_Work required:_
Go through the data below and copy it exactly, skipping every picture.

★ ★ ★

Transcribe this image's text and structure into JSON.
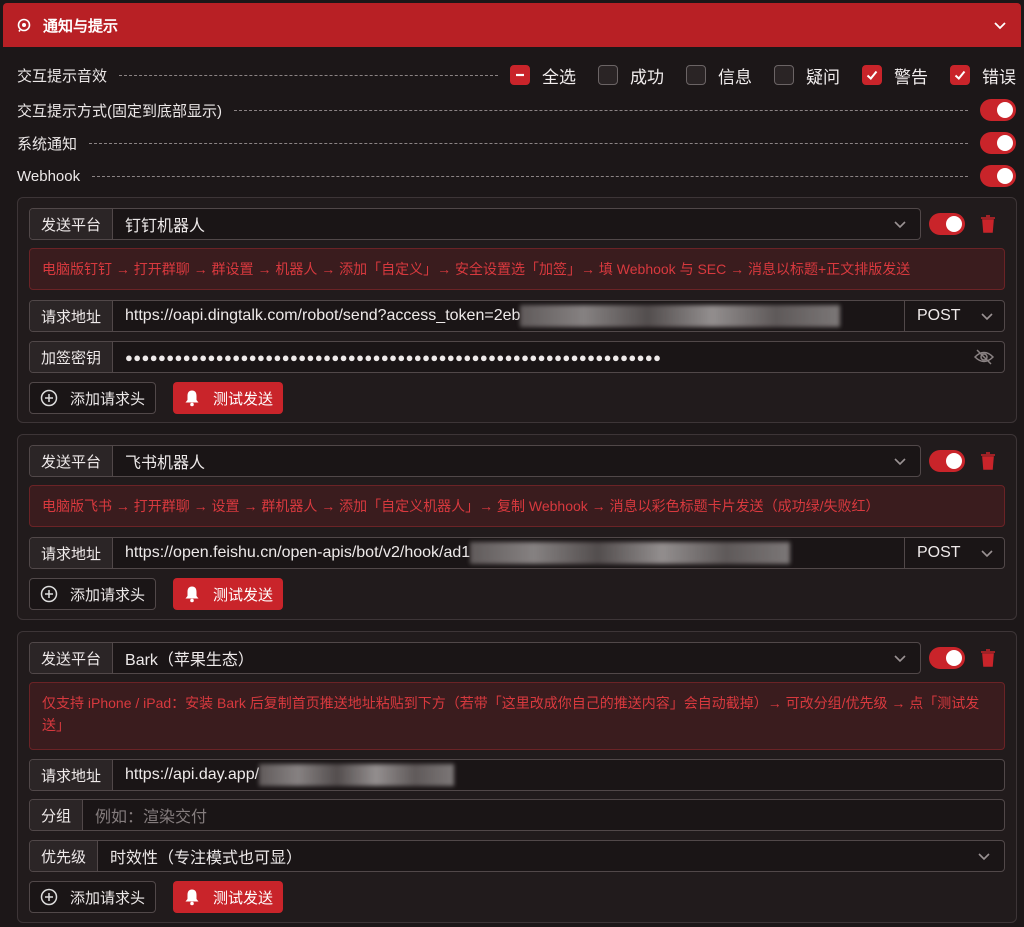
{
  "header": {
    "title": "通知与提示"
  },
  "settings": {
    "sound": {
      "label": "交互提示音效",
      "options": [
        {
          "label": "全选",
          "state": "indeterminate"
        },
        {
          "label": "成功",
          "state": "unchecked"
        },
        {
          "label": "信息",
          "state": "unchecked"
        },
        {
          "label": "疑问",
          "state": "unchecked"
        },
        {
          "label": "警告",
          "state": "checked"
        },
        {
          "label": "错误",
          "state": "checked"
        }
      ]
    },
    "mode": {
      "label": "交互提示方式(固定到底部显示)",
      "on": true
    },
    "system": {
      "label": "系统通知",
      "on": true
    },
    "webhook": {
      "label": "Webhook",
      "on": true
    }
  },
  "cards": [
    {
      "platform_label": "发送平台",
      "platform": "钉钉机器人",
      "hint": "电脑版钉钉 → 打开群聊 → 群设置 → 机器人 → 添加「自定义」→ 安全设置选「加签」→ 填 Webhook 与 SEC → 消息以标题+正文排版发送",
      "url_label": "请求地址",
      "url": "https://oapi.dingtalk.com/robot/send?access_token=2eb",
      "method": "POST",
      "secret_label": "加签密钥",
      "secret": "●●●●●●●●●●●●●●●●●●●●●●●●●●●●●●●●●●●●●●●●●●●●●●●●●●●●●●●●●●●●●●●●●",
      "add_header": "添加请求头",
      "test": "测试发送"
    },
    {
      "platform_label": "发送平台",
      "platform": "飞书机器人",
      "hint": "电脑版飞书 → 打开群聊 → 设置 → 群机器人 → 添加「自定义机器人」→ 复制 Webhook → 消息以彩色标题卡片发送（成功绿/失败红）",
      "url_label": "请求地址",
      "url": "https://open.feishu.cn/open-apis/bot/v2/hook/ad1",
      "method": "POST",
      "add_header": "添加请求头",
      "test": "测试发送"
    },
    {
      "platform_label": "发送平台",
      "platform": "Bark（苹果生态）",
      "hint": "仅支持 iPhone / iPad：安装 Bark 后复制首页推送地址粘贴到下方（若带「这里改成你自己的推送内容」会自动截掉）→ 可改分组/优先级 → 点「测试发送」",
      "url_label": "请求地址",
      "url": "https://api.day.app/",
      "group_label": "分组",
      "group_placeholder": "例如：渲染交付",
      "priority_label": "优先级",
      "priority": "时效性（专注模式也可显）",
      "add_header": "添加请求头",
      "test": "测试发送"
    }
  ],
  "colors": {
    "accent": "#c9242a",
    "background": "#1c1718",
    "hint_text": "#d8393e"
  }
}
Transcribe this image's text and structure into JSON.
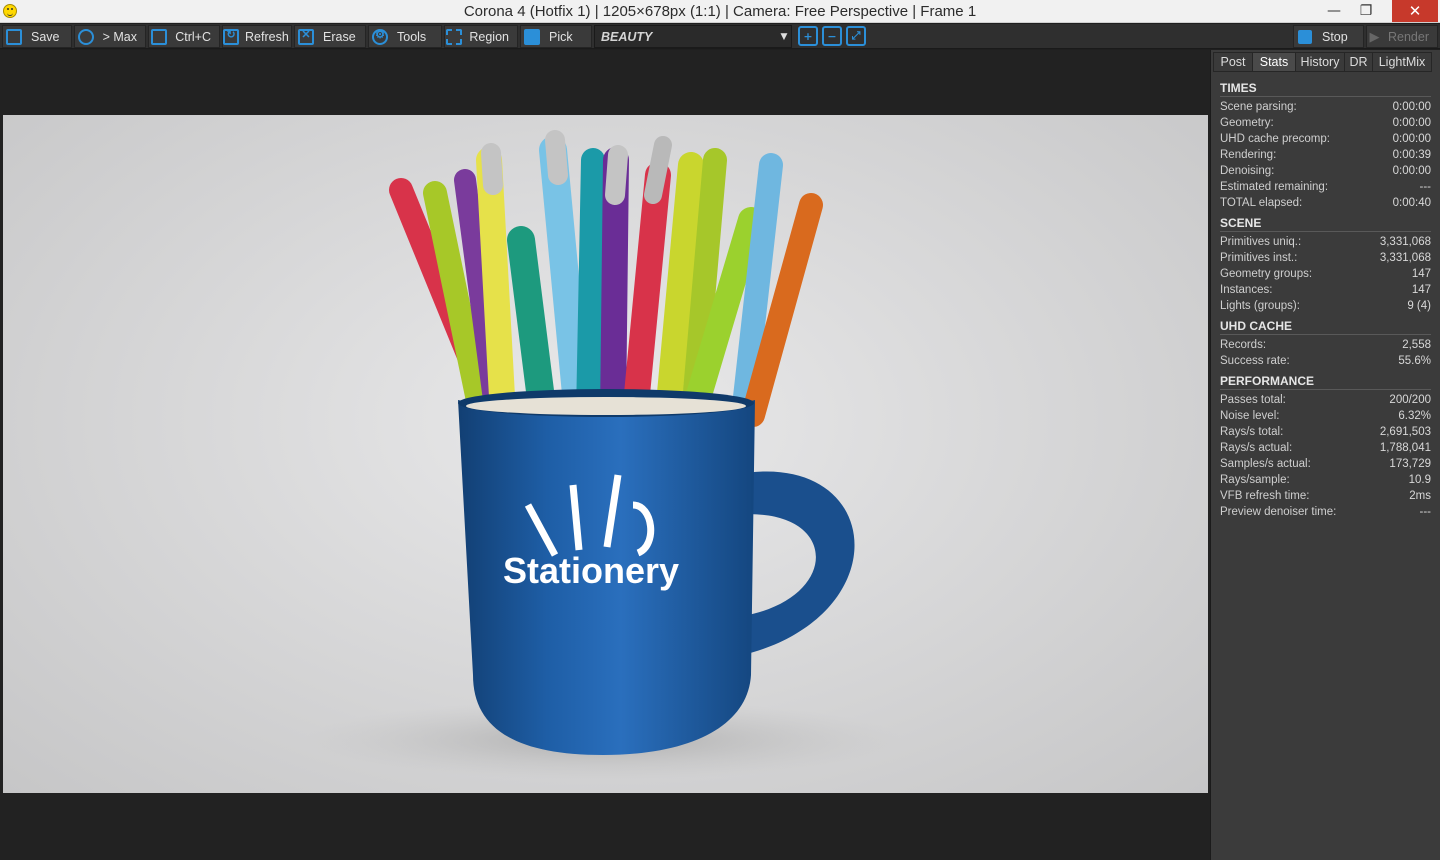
{
  "window": {
    "title": "Corona 4 (Hotfix 1) | 1205×678px (1:1) | Camera: Free Perspective | Frame 1",
    "min": "—",
    "max": "❐",
    "close": "✕"
  },
  "toolbar": {
    "save": "Save",
    "max": "> Max",
    "ctrlc": "Ctrl+C",
    "refresh": "Refresh",
    "erase": "Erase",
    "tools": "Tools",
    "region": "Region",
    "pick": "Pick",
    "pass": "BEAUTY",
    "stop": "Stop",
    "render": "Render"
  },
  "render": {
    "mug_text": "Stationery"
  },
  "panel": {
    "tabs": [
      "Post",
      "Stats",
      "History",
      "DR",
      "LightMix"
    ],
    "active_tab": "Stats",
    "sections": [
      {
        "header": "TIMES",
        "rows": [
          {
            "label": "Scene parsing:",
            "value": "0:00:00"
          },
          {
            "label": "Geometry:",
            "value": "0:00:00"
          },
          {
            "label": "UHD cache precomp:",
            "value": "0:00:00"
          },
          {
            "label": "Rendering:",
            "value": "0:00:39"
          },
          {
            "label": "Denoising:",
            "value": "0:00:00"
          },
          {
            "label": "Estimated remaining:",
            "value": "---"
          },
          {
            "label": "TOTAL elapsed:",
            "value": "0:00:40"
          }
        ]
      },
      {
        "header": "SCENE",
        "rows": [
          {
            "label": "Primitives uniq.:",
            "value": "3,331,068"
          },
          {
            "label": "Primitives inst.:",
            "value": "3,331,068"
          },
          {
            "label": "Geometry groups:",
            "value": "147"
          },
          {
            "label": "Instances:",
            "value": "147"
          },
          {
            "label": "Lights (groups):",
            "value": "9 (4)"
          }
        ]
      },
      {
        "header": "UHD CACHE",
        "rows": [
          {
            "label": "Records:",
            "value": "2,558"
          },
          {
            "label": "Success rate:",
            "value": "55.6%"
          }
        ]
      },
      {
        "header": "PERFORMANCE",
        "rows": [
          {
            "label": "Passes total:",
            "value": "200/200"
          },
          {
            "label": "Noise level:",
            "value": "6.32%"
          },
          {
            "label": "Rays/s total:",
            "value": "2,691,503"
          },
          {
            "label": "Rays/s actual:",
            "value": "1,788,041"
          },
          {
            "label": "Samples/s actual:",
            "value": "173,729"
          },
          {
            "label": "Rays/sample:",
            "value": "10.9"
          },
          {
            "label": "VFB refresh time:",
            "value": "2ms"
          },
          {
            "label": "Preview denoiser time:",
            "value": "---"
          }
        ]
      }
    ]
  },
  "colors": {
    "accent": "#2b8fd8",
    "mug": "#1f5fa8"
  }
}
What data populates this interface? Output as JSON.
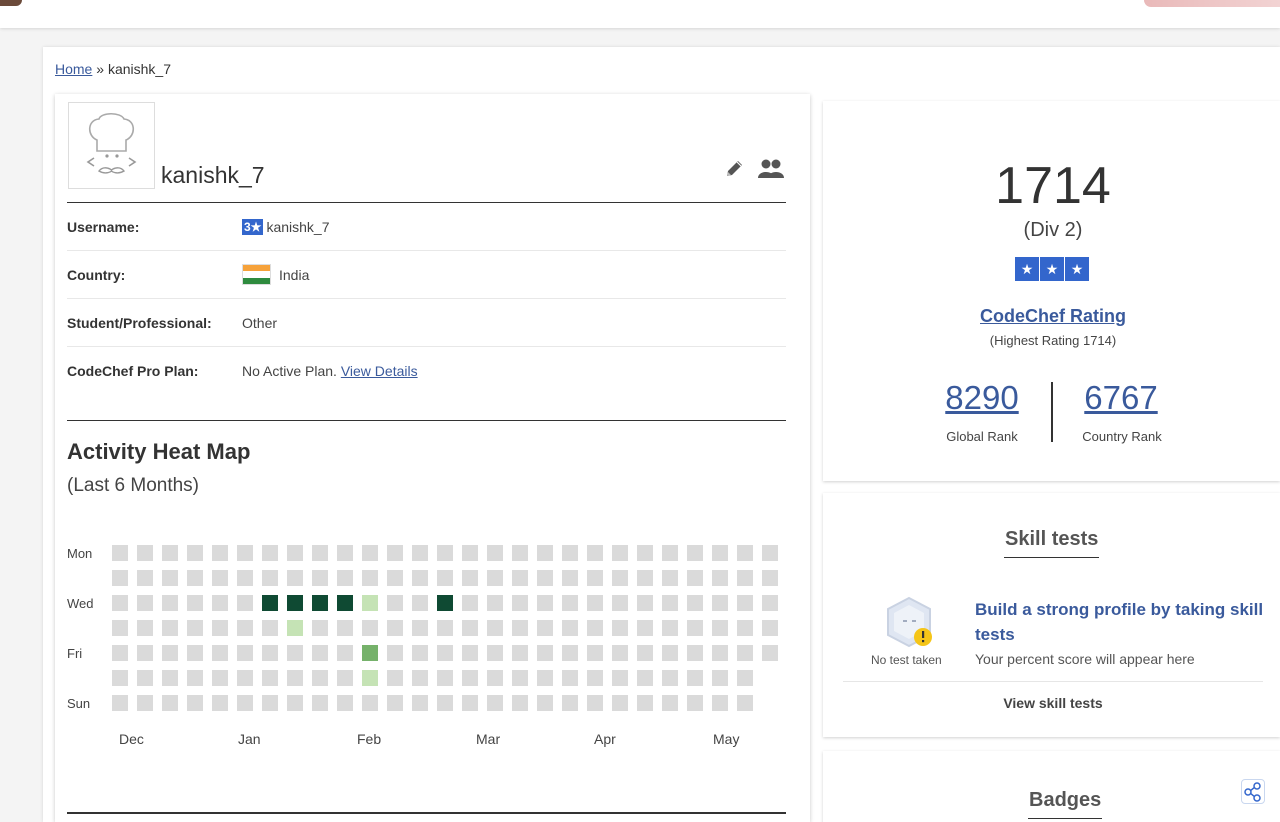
{
  "breadcrumb": {
    "home": "Home",
    "separator": "»",
    "current": "kanishk_7"
  },
  "profile": {
    "display_name": "kanishk_7",
    "avatar_icon": "chef-avatar-icon",
    "rows": [
      {
        "label": "Username:",
        "badge": "3★",
        "value": "kanishk_7"
      },
      {
        "label": "Country:",
        "value": "India"
      },
      {
        "label": "Student/Professional:",
        "value": "Other"
      },
      {
        "label": "CodeChef Pro Plan:",
        "value": "No Active Plan.",
        "link": "View Details"
      }
    ]
  },
  "heatmap": {
    "title": "Activity Heat Map",
    "subtitle": "(Last 6 Months)",
    "day_labels": [
      "Mon",
      "Wed",
      "Fri",
      "Sun"
    ],
    "month_labels": [
      "Dec",
      "Jan",
      "Feb",
      "Mar",
      "Apr",
      "May"
    ],
    "weeks": 27,
    "days": 7,
    "last_week_days": 5,
    "colors": {
      "empty": "#dadada",
      "light": "#c5e3b5",
      "medium": "#76b26b",
      "dark": "#0f4a33"
    },
    "active_cells": [
      {
        "week": 6,
        "day": 2,
        "level": "dark"
      },
      {
        "week": 7,
        "day": 2,
        "level": "dark"
      },
      {
        "week": 8,
        "day": 2,
        "level": "dark"
      },
      {
        "week": 9,
        "day": 2,
        "level": "dark"
      },
      {
        "week": 10,
        "day": 2,
        "level": "light"
      },
      {
        "week": 13,
        "day": 2,
        "level": "dark"
      },
      {
        "week": 7,
        "day": 3,
        "level": "light"
      },
      {
        "week": 10,
        "day": 4,
        "level": "medium"
      },
      {
        "week": 10,
        "day": 5,
        "level": "light"
      }
    ]
  },
  "rating": {
    "value": "1714",
    "division": "(Div 2)",
    "stars": [
      "★",
      "★",
      "★"
    ],
    "label": "CodeChef Rating",
    "highest": "(Highest Rating 1714)",
    "global_rank": "8290",
    "global_rank_label": "Global Rank",
    "country_rank": "6767",
    "country_rank_label": "Country Rank"
  },
  "skill_tests": {
    "title": "Skill tests",
    "status": "No test taken",
    "headline": "Build a strong profile by taking skill tests",
    "note": "Your percent score will appear here",
    "link": "View skill tests"
  },
  "badges": {
    "title": "Badges"
  },
  "colors": {
    "link": "#3a5a9c",
    "star_blue": "#3366cc"
  }
}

★ ★ ★

_Written response:_
Transcribe this image's text and structure into JSON.
{
  "header": {
    "title": "通知与提示"
  },
  "settings": {
    "sound": {
      "label": "交互提示音效",
      "options": [
        {
          "label": "全选",
          "state": "indeterminate"
        },
        {
          "label": "成功",
          "state": "unchecked"
        },
        {
          "label": "信息",
          "state": "unchecked"
        },
        {
          "label": "疑问",
          "state": "unchecked"
        },
        {
          "label": "警告",
          "state": "checked"
        },
        {
          "label": "错误",
          "state": "checked"
        }
      ]
    },
    "mode": {
      "label": "交互提示方式(固定到底部显示)",
      "on": true
    },
    "system": {
      "label": "系统通知",
      "on": true
    },
    "webhook": {
      "label": "Webhook",
      "on": true
    }
  },
  "cards": [
    {
      "platform_label": "发送平台",
      "platform": "钉钉机器人",
      "hint": "电脑版钉钉 → 打开群聊 → 群设置 → 机器人 → 添加「自定义」→ 安全设置选「加签」→ 填 Webhook 与 SEC → 消息以标题+正文排版发送",
      "url_label": "请求地址",
      "url": "https://oapi.dingtalk.com/robot/send?access_token=2eb",
      "method": "POST",
      "secret_label": "加签密钥",
      "secret": "●●●●●●●●●●●●●●●●●●●●●●●●●●●●●●●●●●●●●●●●●●●●●●●●●●●●●●●●●●●●●●●●●",
      "add_header": "添加请求头",
      "test": "测试发送"
    },
    {
      "platform_label": "发送平台",
      "platform": "飞书机器人",
      "hint": "电脑版飞书 → 打开群聊 → 设置 → 群机器人 → 添加「自定义机器人」→ 复制 Webhook → 消息以彩色标题卡片发送（成功绿/失败红）",
      "url_label": "请求地址",
      "url": "https://open.feishu.cn/open-apis/bot/v2/hook/ad1",
      "method": "POST",
      "add_header": "添加请求头",
      "test": "测试发送"
    },
    {
      "platform_label": "发送平台",
      "platform": "Bark（苹果生态）",
      "hint": "仅支持 iPhone / iPad：安装 Bark 后复制首页推送地址粘贴到下方（若带「这里改成你自己的推送内容」会自动截掉）→ 可改分组/优先级 → 点「测试发送」",
      "url_label": "请求地址",
      "url": "https://api.day.app/",
      "group_label": "分组",
      "group_placeholder": "例如：渲染交付",
      "priority_label": "优先级",
      "priority": "时效性（专注模式也可显）",
      "add_header": "添加请求头",
      "test": "测试发送"
    }
  ],
  "colors": {
    "accent": "#c9242a",
    "background": "#1c1718",
    "hint_text": "#d8393e"
  }
}
Transcribe this image's text and structure into JSON.
{
  "window": {
    "title": "Corona 4 (Hotfix 1) | 1205×678px (1:1) | Camera: Free Perspective | Frame 1",
    "min": "—",
    "max": "❐",
    "close": "✕"
  },
  "toolbar": {
    "save": "Save",
    "max": "> Max",
    "ctrlc": "Ctrl+C",
    "refresh": "Refresh",
    "erase": "Erase",
    "tools": "Tools",
    "region": "Region",
    "pick": "Pick",
    "pass": "BEAUTY",
    "stop": "Stop",
    "render": "Render"
  },
  "render": {
    "mug_text": "Stationery"
  },
  "panel": {
    "tabs": [
      "Post",
      "Stats",
      "History",
      "DR",
      "LightMix"
    ],
    "active_tab": "Stats",
    "sections": [
      {
        "header": "TIMES",
        "rows": [
          {
            "label": "Scene parsing:",
            "value": "0:00:00"
          },
          {
            "label": "Geometry:",
            "value": "0:00:00"
          },
          {
            "label": "UHD cache precomp:",
            "value": "0:00:00"
          },
          {
            "label": "Rendering:",
            "value": "0:00:39"
          },
          {
            "label": "Denoising:",
            "value": "0:00:00"
          },
          {
            "label": "Estimated remaining:",
            "value": "---"
          },
          {
            "label": "TOTAL elapsed:",
            "value": "0:00:40"
          }
        ]
      },
      {
        "header": "SCENE",
        "rows": [
          {
            "label": "Primitives uniq.:",
            "value": "3,331,068"
          },
          {
            "label": "Primitives inst.:",
            "value": "3,331,068"
          },
          {
            "label": "Geometry groups:",
            "value": "147"
          },
          {
            "label": "Instances:",
            "value": "147"
          },
          {
            "label": "Lights (groups):",
            "value": "9 (4)"
          }
        ]
      },
      {
        "header": "UHD CACHE",
        "rows": [
          {
            "label": "Records:",
            "value": "2,558"
          },
          {
            "label": "Success rate:",
            "value": "55.6%"
          }
        ]
      },
      {
        "header": "PERFORMANCE",
        "rows": [
          {
            "label": "Passes total:",
            "value": "200/200"
          },
          {
            "label": "Noise level:",
            "value": "6.32%"
          },
          {
            "label": "Rays/s total:",
            "value": "2,691,503"
          },
          {
            "label": "Rays/s actual:",
            "value": "1,788,041"
          },
          {
            "label": "Samples/s actual:",
            "value": "173,729"
          },
          {
            "label": "Rays/sample:",
            "value": "10.9"
          },
          {
            "label": "VFB refresh time:",
            "value": "2ms"
          },
          {
            "label": "Preview denoiser time:",
            "value": "---"
          }
        ]
      }
    ]
  },
  "colors": {
    "accent": "#2b8fd8",
    "mug": "#1f5fa8"
  }
}
What data populates this interface? Output as JSON.
{
  "breadcrumb": {
    "home": "Home",
    "separator": "»",
    "current": "kanishk_7"
  },
  "profile": {
    "display_name": "kanishk_7",
    "avatar_icon": "chef-avatar-icon",
    "rows": [
      {
        "label": "Username:",
        "badge": "3★",
        "value": "kanishk_7"
      },
      {
        "label": "Country:",
        "value": "India"
      },
      {
        "label": "Student/Professional:",
        "value": "Other"
      },
      {
        "label": "CodeChef Pro Plan:",
        "value": "No Active Plan.",
        "link": "View Details"
      }
    ]
  },
  "heatmap": {
    "title": "Activity Heat Map",
    "subtitle": "(Last 6 Months)",
    "day_labels": [
      "Mon",
      "Wed",
      "Fri",
      "Sun"
    ],
    "month_labels": [
      "Dec",
      "Jan",
      "Feb",
      "Mar",
      "Apr",
      "May"
    ],
    "weeks": 27,
    "days": 7,
    "last_week_days": 5,
    "colors": {
      "empty": "#dadada",
      "light": "#c5e3b5",
      "medium": "#76b26b",
      "dark": "#0f4a33"
    },
    "active_cells": [
      {
        "week": 6,
        "day": 2,
        "level": "dark"
      },
      {
        "week": 7,
        "day": 2,
        "level": "dark"
      },
      {
        "week": 8,
        "day": 2,
        "level": "dark"
      },
      {
        "week": 9,
        "day": 2,
        "level": "dark"
      },
      {
        "week": 10,
        "day": 2,
        "level": "light"
      },
      {
        "week": 13,
        "day": 2,
        "level": "dark"
      },
      {
        "week": 7,
        "day": 3,
        "level": "light"
      },
      {
        "week": 10,
        "day": 4,
        "level": "medium"
      },
      {
        "week": 10,
        "day": 5,
        "level": "light"
      }
    ]
  },
  "rating": {
    "value": "1714",
    "division": "(Div 2)",
    "stars": [
      "★",
      "★",
      "★"
    ],
    "label": "CodeChef Rating",
    "highest": "(Highest Rating 1714)",
    "global_rank": "8290",
    "global_rank_label": "Global Rank",
    "country_rank": "6767",
    "country_rank_label": "Country Rank"
  },
  "skill_tests": {
    "title": "Skill tests",
    "status": "No test taken",
    "headline": "Build a strong profile by taking skill tests",
    "note": "Your percent score will appear here",
    "link": "View skill tests"
  },
  "badges": {
    "title": "Badges"
  },
  "colors": {
    "link": "#3a5a9c",
    "star_blue": "#3366cc"
  }
}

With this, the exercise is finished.